**INSTRUCTION:** Gather the lines that hold the string "Missing".

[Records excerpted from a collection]
________________
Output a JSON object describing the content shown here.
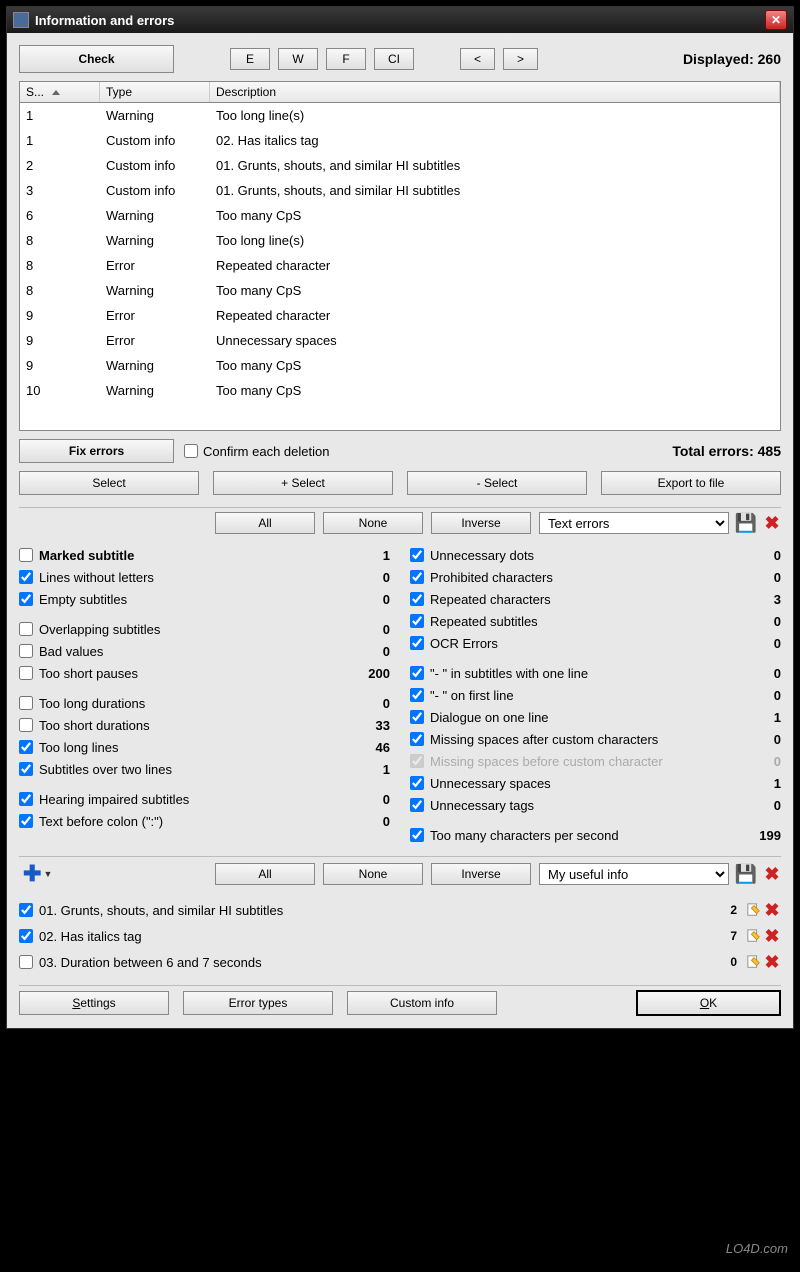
{
  "title": "Information and errors",
  "top": {
    "check": "Check",
    "filters": [
      "E",
      "W",
      "F",
      "CI"
    ],
    "prev": "<",
    "next": ">",
    "displayed": "Displayed: 260"
  },
  "table": {
    "cols": {
      "s": "S...",
      "type": "Type",
      "desc": "Description"
    },
    "rows": [
      {
        "s": "1",
        "type": "Warning",
        "desc": "Too long line(s)"
      },
      {
        "s": "1",
        "type": "Custom info",
        "desc": "02. Has italics tag"
      },
      {
        "s": "2",
        "type": "Custom info",
        "desc": "01. Grunts, shouts, and similar HI subtitles"
      },
      {
        "s": "3",
        "type": "Custom info",
        "desc": "01. Grunts, shouts, and similar HI subtitles"
      },
      {
        "s": "6",
        "type": "Warning",
        "desc": "Too many CpS"
      },
      {
        "s": "8",
        "type": "Warning",
        "desc": "Too long line(s)"
      },
      {
        "s": "8",
        "type": "Error",
        "desc": "Repeated character"
      },
      {
        "s": "8",
        "type": "Warning",
        "desc": "Too many CpS"
      },
      {
        "s": "9",
        "type": "Error",
        "desc": "Repeated character"
      },
      {
        "s": "9",
        "type": "Error",
        "desc": "Unnecessary spaces"
      },
      {
        "s": "9",
        "type": "Warning",
        "desc": "Too many CpS"
      },
      {
        "s": "10",
        "type": "Warning",
        "desc": "Too many CpS"
      }
    ]
  },
  "fix": {
    "fix_errors": "Fix errors",
    "confirm": "Confirm each deletion",
    "total": "Total errors: 485",
    "select": "Select",
    "plus_select": "+ Select",
    "minus_select": "- Select",
    "export": "Export to file"
  },
  "filter1": {
    "all": "All",
    "none": "None",
    "inverse": "Inverse",
    "sel": "Text errors"
  },
  "checks_left": [
    {
      "label": "Marked subtitle",
      "count": "1",
      "checked": false,
      "bold": true
    },
    {
      "label": "Lines without letters",
      "count": "0",
      "checked": true
    },
    {
      "label": "Empty subtitles",
      "count": "0",
      "checked": true
    },
    {
      "gap": true
    },
    {
      "label": "Overlapping subtitles",
      "count": "0",
      "checked": false
    },
    {
      "label": "Bad values",
      "count": "0",
      "checked": false
    },
    {
      "label": "Too short pauses",
      "count": "200",
      "checked": false
    },
    {
      "gap": true
    },
    {
      "label": "Too long durations",
      "count": "0",
      "checked": false
    },
    {
      "label": "Too short durations",
      "count": "33",
      "checked": false
    },
    {
      "label": "Too long lines",
      "count": "46",
      "checked": true
    },
    {
      "label": "Subtitles over two lines",
      "count": "1",
      "checked": true
    },
    {
      "gap": true
    },
    {
      "label": "Hearing impaired subtitles",
      "count": "0",
      "checked": true
    },
    {
      "label": "Text before colon (\":\")",
      "count": "0",
      "checked": true
    }
  ],
  "checks_right": [
    {
      "label": "Unnecessary dots",
      "count": "0",
      "checked": true
    },
    {
      "label": "Prohibited characters",
      "count": "0",
      "checked": true
    },
    {
      "label": "Repeated characters",
      "count": "3",
      "checked": true
    },
    {
      "label": "Repeated subtitles",
      "count": "0",
      "checked": true
    },
    {
      "label": "OCR Errors",
      "count": "0",
      "checked": true
    },
    {
      "gap": true
    },
    {
      "label": "\"- \" in subtitles with one line",
      "count": "0",
      "checked": true
    },
    {
      "label": "\"- \" on first line",
      "count": "0",
      "checked": true
    },
    {
      "label": "Dialogue on one line",
      "count": "1",
      "checked": true
    },
    {
      "label": "Missing spaces after custom characters",
      "count": "0",
      "checked": true
    },
    {
      "label": "Missing spaces before custom character",
      "count": "0",
      "checked": true,
      "disabled": true
    },
    {
      "label": "Unnecessary spaces",
      "count": "1",
      "checked": true
    },
    {
      "label": "Unnecessary tags",
      "count": "0",
      "checked": true
    },
    {
      "gap": true
    },
    {
      "label": "Too many characters per second",
      "count": "199",
      "checked": true
    }
  ],
  "filter2": {
    "all": "All",
    "none": "None",
    "inverse": "Inverse",
    "sel": "My useful info"
  },
  "custom": [
    {
      "label": "01. Grunts, shouts, and similar HI subtitles",
      "count": "2",
      "checked": true
    },
    {
      "label": "02. Has italics tag",
      "count": "7",
      "checked": true
    },
    {
      "label": "03. Duration between 6 and 7 seconds",
      "count": "0",
      "checked": false
    }
  ],
  "bottom": {
    "settings": "Settings",
    "error_types": "Error types",
    "custom_info": "Custom info",
    "ok": "OK"
  },
  "watermark": "LO4D.com"
}
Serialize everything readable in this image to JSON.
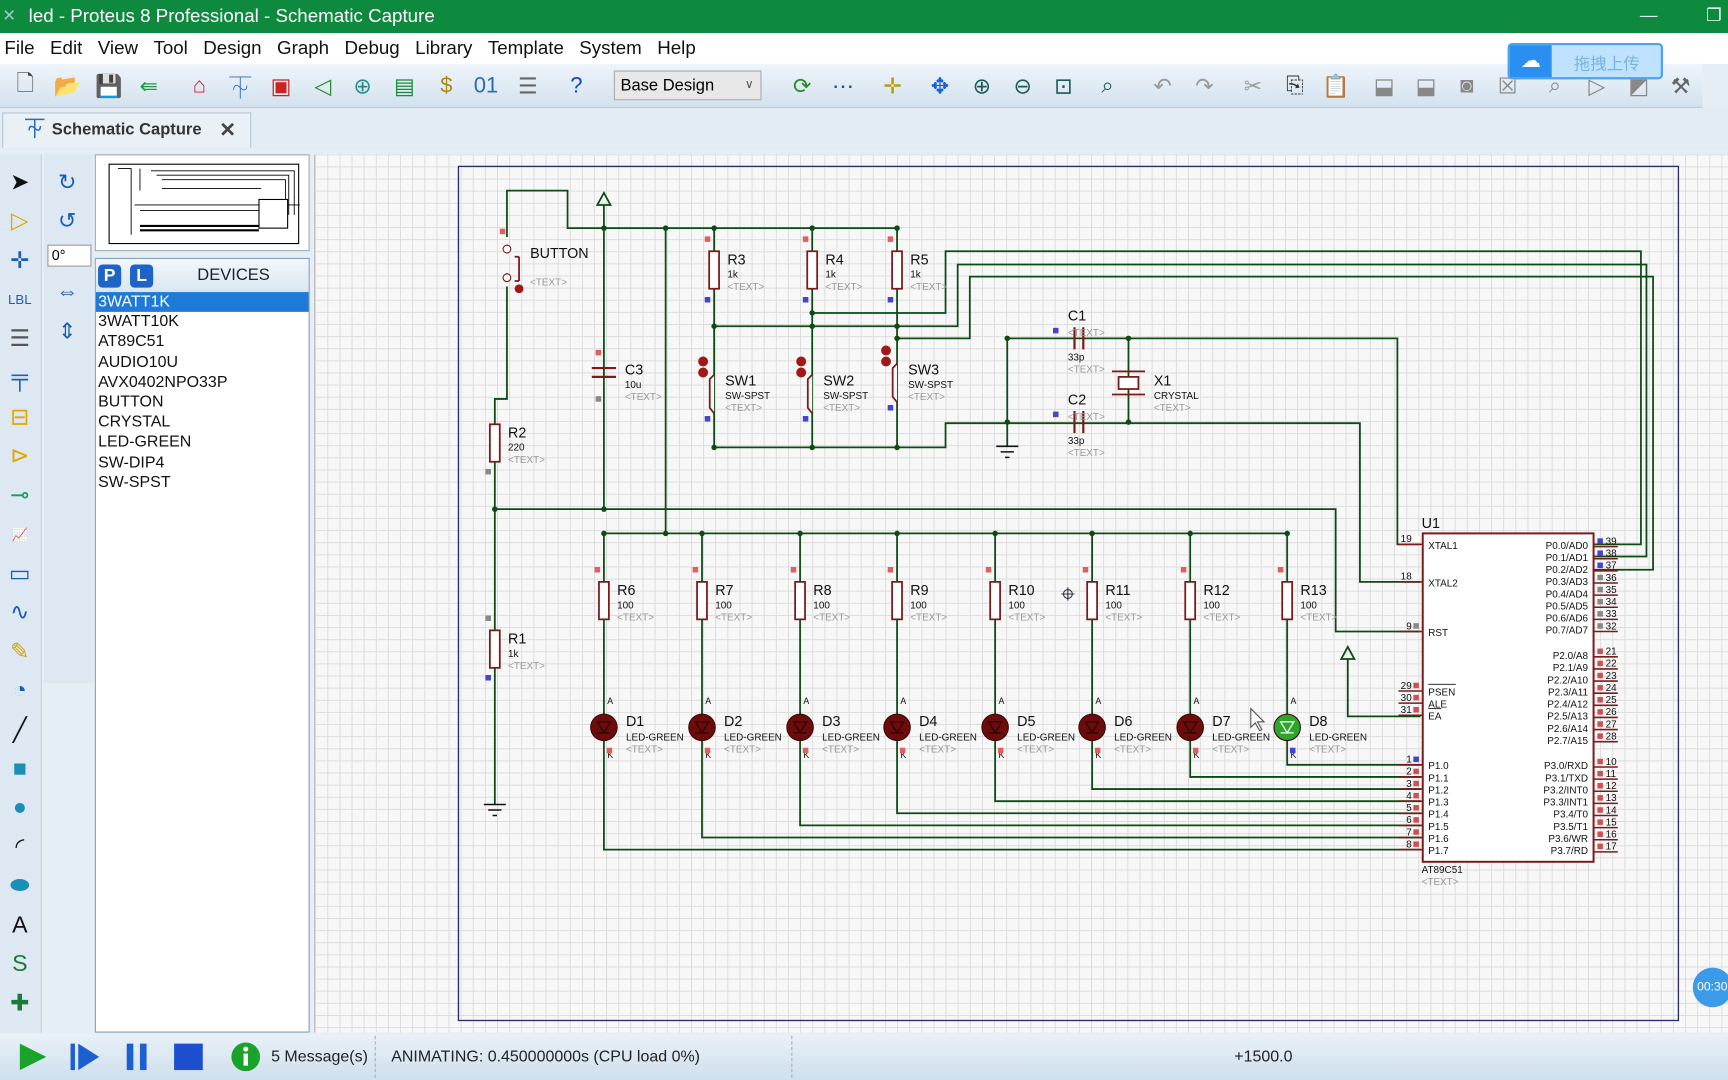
{
  "window": {
    "title": "led - Proteus 8 Professional - Schematic Capture",
    "minimize_icon": "minimize-icon",
    "restore_icon": "restore-icon"
  },
  "menu": [
    "File",
    "Edit",
    "View",
    "Tool",
    "Design",
    "Graph",
    "Debug",
    "Library",
    "Template",
    "System",
    "Help"
  ],
  "toolbar": {
    "design_select": "Base Design",
    "upload_label": "拖拽上传"
  },
  "tab": {
    "label": "Schematic Capture"
  },
  "rotation": "0°",
  "devices": {
    "title": "DEVICES",
    "p": "P",
    "l": "L",
    "selected": "3WATT1K",
    "items": [
      "3WATT1K",
      "3WATT10K",
      "AT89C51",
      "AUDIO10U",
      "AVX0402NPO33P",
      "BUTTON",
      "CRYSTAL",
      "LED-GREEN",
      "SW-DIP4",
      "SW-SPST"
    ]
  },
  "status": {
    "messages": "5 Message(s)",
    "animating": "ANIMATING: 0.450000000s (CPU load 0%)",
    "coord": "+1500.0",
    "timer": "00:30"
  },
  "colors": {
    "wire": "#0d4a14",
    "part": "#7a1a1a",
    "led_off": "#6e0c0c",
    "led_on": "#2ea52e",
    "title_bar": "#0e8a3e"
  },
  "schematic": {
    "placeholder": "<TEXT>",
    "button": {
      "ref": "BUTTON"
    },
    "r2": {
      "ref": "R2",
      "value": "220"
    },
    "r1": {
      "ref": "R1",
      "value": "1k"
    },
    "c3": {
      "ref": "C3",
      "value": "10u"
    },
    "c1": {
      "ref": "C1",
      "value": "33p"
    },
    "c2": {
      "ref": "C2",
      "value": "33p"
    },
    "x1": {
      "ref": "X1",
      "value": "CRYSTAL"
    },
    "pullups": [
      {
        "ref": "R3",
        "value": "1k"
      },
      {
        "ref": "R4",
        "value": "1k"
      },
      {
        "ref": "R5",
        "value": "1k"
      }
    ],
    "switches": [
      {
        "ref": "SW1",
        "value": "SW-SPST"
      },
      {
        "ref": "SW2",
        "value": "SW-SPST"
      },
      {
        "ref": "SW3",
        "value": "SW-SPST"
      }
    ],
    "led_resistors": [
      {
        "ref": "R6",
        "value": "100"
      },
      {
        "ref": "R7",
        "value": "100"
      },
      {
        "ref": "R8",
        "value": "100"
      },
      {
        "ref": "R9",
        "value": "100"
      },
      {
        "ref": "R10",
        "value": "100"
      },
      {
        "ref": "R11",
        "value": "100"
      },
      {
        "ref": "R12",
        "value": "100"
      },
      {
        "ref": "R13",
        "value": "100"
      }
    ],
    "leds": [
      {
        "ref": "D1",
        "value": "LED-GREEN",
        "lit": false
      },
      {
        "ref": "D2",
        "value": "LED-GREEN",
        "lit": false
      },
      {
        "ref": "D3",
        "value": "LED-GREEN",
        "lit": false
      },
      {
        "ref": "D4",
        "value": "LED-GREEN",
        "lit": false
      },
      {
        "ref": "D5",
        "value": "LED-GREEN",
        "lit": false
      },
      {
        "ref": "D6",
        "value": "LED-GREEN",
        "lit": false
      },
      {
        "ref": "D7",
        "value": "LED-GREEN",
        "lit": false
      },
      {
        "ref": "D8",
        "value": "LED-GREEN",
        "lit": true
      }
    ],
    "u1": {
      "ref": "U1",
      "part": "AT89C51",
      "left_pins": [
        {
          "num": "19",
          "name": "XTAL1"
        },
        {
          "num": "18",
          "name": "XTAL2"
        },
        {
          "num": "9",
          "name": "RST"
        },
        {
          "num": "29",
          "name": "PSEN"
        },
        {
          "num": "30",
          "name": "ALE"
        },
        {
          "num": "31",
          "name": "EA"
        },
        {
          "num": "1",
          "name": "P1.0"
        },
        {
          "num": "2",
          "name": "P1.1"
        },
        {
          "num": "3",
          "name": "P1.2"
        },
        {
          "num": "4",
          "name": "P1.3"
        },
        {
          "num": "5",
          "name": "P1.4"
        },
        {
          "num": "6",
          "name": "P1.5"
        },
        {
          "num": "7",
          "name": "P1.6"
        },
        {
          "num": "8",
          "name": "P1.7"
        }
      ],
      "right_pins": [
        {
          "num": "39",
          "name": "P0.0/AD0"
        },
        {
          "num": "38",
          "name": "P0.1/AD1"
        },
        {
          "num": "37",
          "name": "P0.2/AD2"
        },
        {
          "num": "36",
          "name": "P0.3/AD3"
        },
        {
          "num": "35",
          "name": "P0.4/AD4"
        },
        {
          "num": "34",
          "name": "P0.5/AD5"
        },
        {
          "num": "33",
          "name": "P0.6/AD6"
        },
        {
          "num": "32",
          "name": "P0.7/AD7"
        },
        {
          "num": "21",
          "name": "P2.0/A8"
        },
        {
          "num": "22",
          "name": "P2.1/A9"
        },
        {
          "num": "23",
          "name": "P2.2/A10"
        },
        {
          "num": "24",
          "name": "P2.3/A11"
        },
        {
          "num": "25",
          "name": "P2.4/A12"
        },
        {
          "num": "26",
          "name": "P2.5/A13"
        },
        {
          "num": "27",
          "name": "P2.6/A14"
        },
        {
          "num": "28",
          "name": "P2.7/A15"
        },
        {
          "num": "10",
          "name": "P3.0/RXD"
        },
        {
          "num": "11",
          "name": "P3.1/TXD"
        },
        {
          "num": "12",
          "name": "P3.2/INT0"
        },
        {
          "num": "13",
          "name": "P3.3/INT1"
        },
        {
          "num": "14",
          "name": "P3.4/T0"
        },
        {
          "num": "15",
          "name": "P3.5/T1"
        },
        {
          "num": "16",
          "name": "P3.6/WR"
        },
        {
          "num": "17",
          "name": "P3.7/RD"
        }
      ]
    }
  }
}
________________
**THE COMPLETED TASK:**
      "label": "Missing spaces after custom characters",
      "label": "Missing spaces before custom character",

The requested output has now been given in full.